PROBLEM TO SOLVE:
Locate the string "picture" in the listing below. Copy every line where it is found.

EXERCISE INPUT:

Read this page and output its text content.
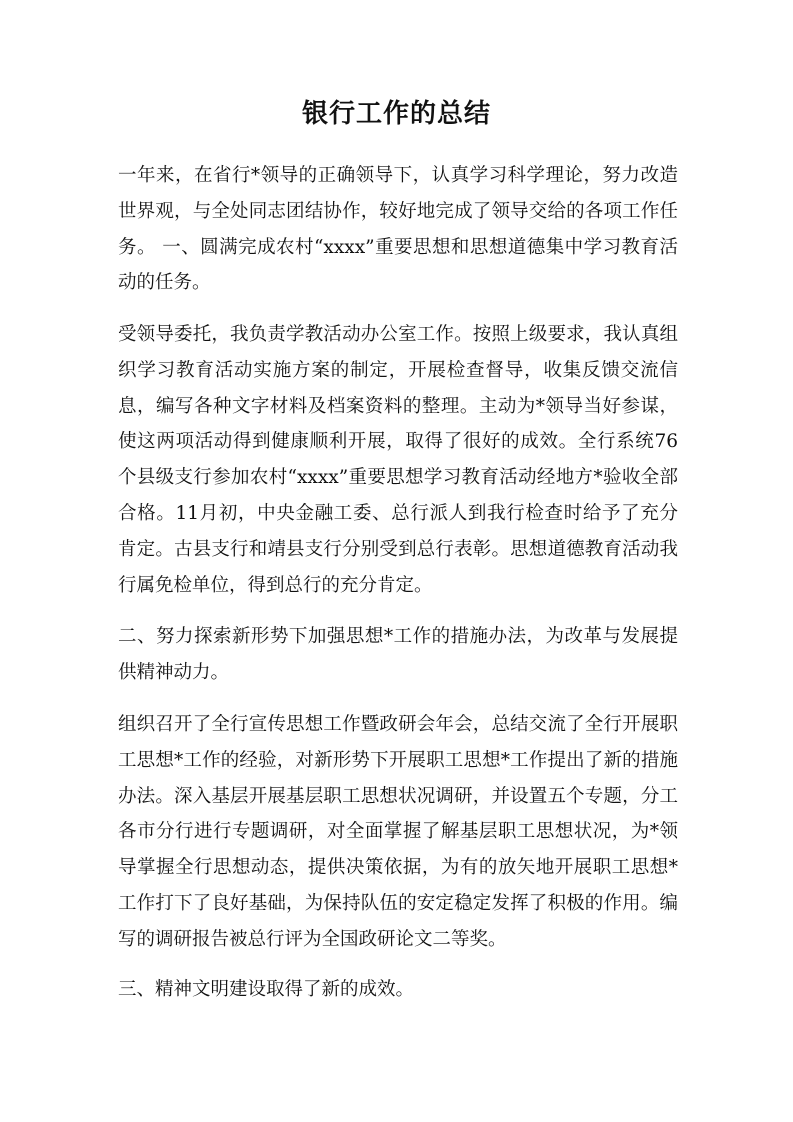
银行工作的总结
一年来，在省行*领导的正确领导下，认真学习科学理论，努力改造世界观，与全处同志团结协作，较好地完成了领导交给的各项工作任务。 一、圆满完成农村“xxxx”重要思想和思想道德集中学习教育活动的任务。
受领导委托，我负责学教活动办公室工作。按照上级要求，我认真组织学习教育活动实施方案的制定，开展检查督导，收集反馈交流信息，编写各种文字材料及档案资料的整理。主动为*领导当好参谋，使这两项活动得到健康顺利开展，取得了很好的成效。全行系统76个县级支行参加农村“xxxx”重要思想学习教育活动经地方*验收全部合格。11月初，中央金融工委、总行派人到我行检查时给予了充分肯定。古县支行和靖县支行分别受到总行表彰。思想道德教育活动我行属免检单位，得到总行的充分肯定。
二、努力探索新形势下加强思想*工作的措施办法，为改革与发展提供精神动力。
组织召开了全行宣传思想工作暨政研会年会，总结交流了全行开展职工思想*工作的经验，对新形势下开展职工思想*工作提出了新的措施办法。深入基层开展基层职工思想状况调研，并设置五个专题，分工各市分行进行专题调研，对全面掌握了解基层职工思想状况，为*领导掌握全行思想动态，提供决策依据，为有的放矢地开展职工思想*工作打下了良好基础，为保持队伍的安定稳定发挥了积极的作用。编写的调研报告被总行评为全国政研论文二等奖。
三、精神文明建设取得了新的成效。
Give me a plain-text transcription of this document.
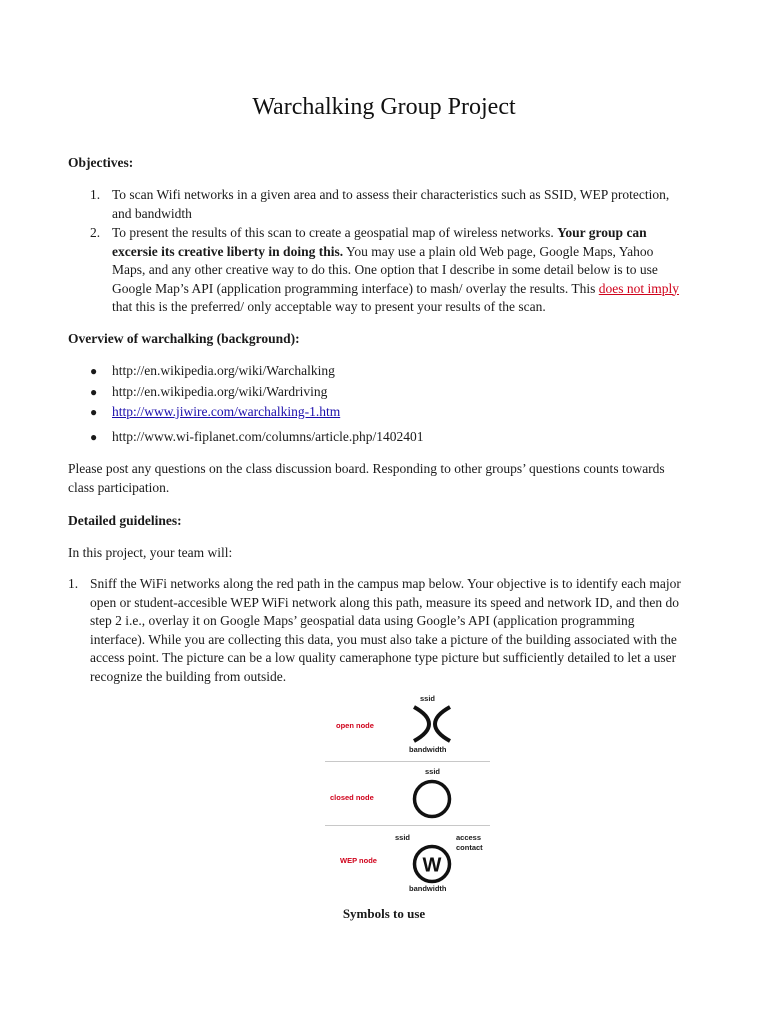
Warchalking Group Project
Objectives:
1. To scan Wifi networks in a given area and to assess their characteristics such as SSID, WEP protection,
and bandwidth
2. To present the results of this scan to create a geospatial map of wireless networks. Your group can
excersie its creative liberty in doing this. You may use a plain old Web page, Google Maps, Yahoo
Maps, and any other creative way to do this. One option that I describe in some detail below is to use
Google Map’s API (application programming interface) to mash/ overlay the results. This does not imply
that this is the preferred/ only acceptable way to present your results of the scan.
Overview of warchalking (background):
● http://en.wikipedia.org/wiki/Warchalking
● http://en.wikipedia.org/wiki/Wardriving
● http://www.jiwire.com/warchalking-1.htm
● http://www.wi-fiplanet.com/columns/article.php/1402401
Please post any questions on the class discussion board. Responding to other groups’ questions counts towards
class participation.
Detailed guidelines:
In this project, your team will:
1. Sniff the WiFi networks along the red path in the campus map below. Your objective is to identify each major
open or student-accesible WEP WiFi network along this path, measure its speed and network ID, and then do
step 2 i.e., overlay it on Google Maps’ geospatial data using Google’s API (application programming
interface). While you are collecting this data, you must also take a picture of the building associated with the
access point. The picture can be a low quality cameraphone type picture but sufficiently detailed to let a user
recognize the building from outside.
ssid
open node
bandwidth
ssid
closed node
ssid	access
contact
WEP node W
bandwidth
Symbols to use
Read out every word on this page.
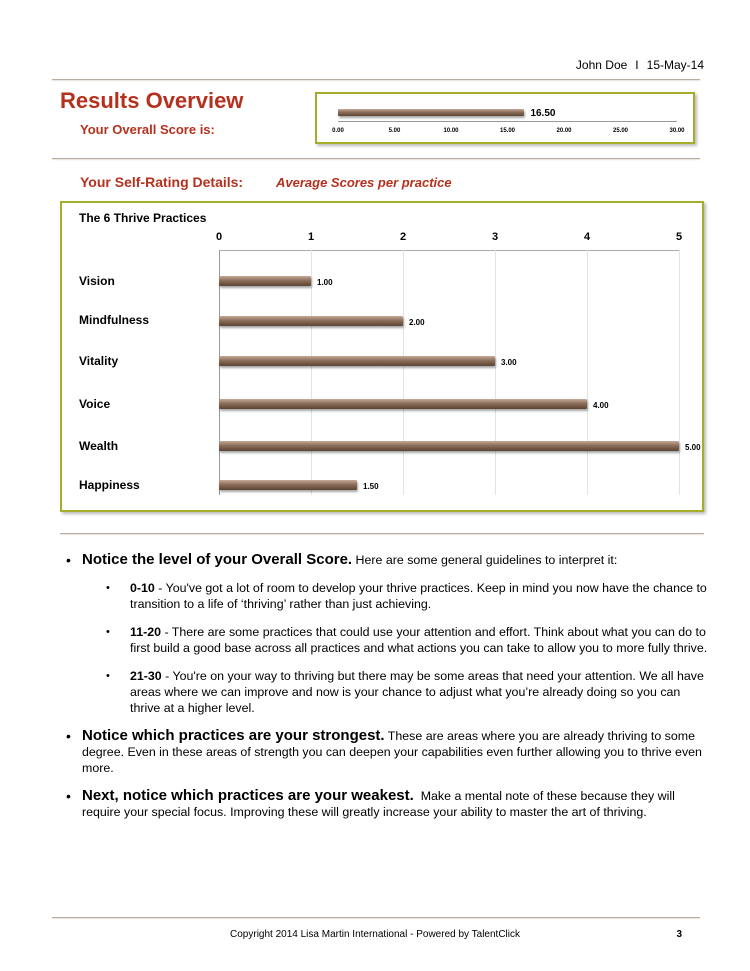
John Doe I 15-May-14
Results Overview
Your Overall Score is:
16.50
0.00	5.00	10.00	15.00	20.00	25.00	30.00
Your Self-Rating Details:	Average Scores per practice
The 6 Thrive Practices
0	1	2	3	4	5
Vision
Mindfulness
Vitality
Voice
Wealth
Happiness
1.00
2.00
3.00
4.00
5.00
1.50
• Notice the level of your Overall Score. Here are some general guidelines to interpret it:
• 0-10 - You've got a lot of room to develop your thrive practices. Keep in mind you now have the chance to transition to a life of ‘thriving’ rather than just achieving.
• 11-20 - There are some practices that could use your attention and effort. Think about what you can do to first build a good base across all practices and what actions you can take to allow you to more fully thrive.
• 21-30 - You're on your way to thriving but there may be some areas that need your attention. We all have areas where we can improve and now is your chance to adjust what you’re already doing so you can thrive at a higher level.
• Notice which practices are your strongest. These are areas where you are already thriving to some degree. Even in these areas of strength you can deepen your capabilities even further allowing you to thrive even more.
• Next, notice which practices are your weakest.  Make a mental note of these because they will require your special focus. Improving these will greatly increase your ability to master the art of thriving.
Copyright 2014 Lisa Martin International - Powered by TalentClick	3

RESULT OF THE TASK:
interface). While you are collecting this data, you must also take a picture of the building associated with the
access point. The picture can be a low quality cameraphone type picture but sufficiently detailed to let a user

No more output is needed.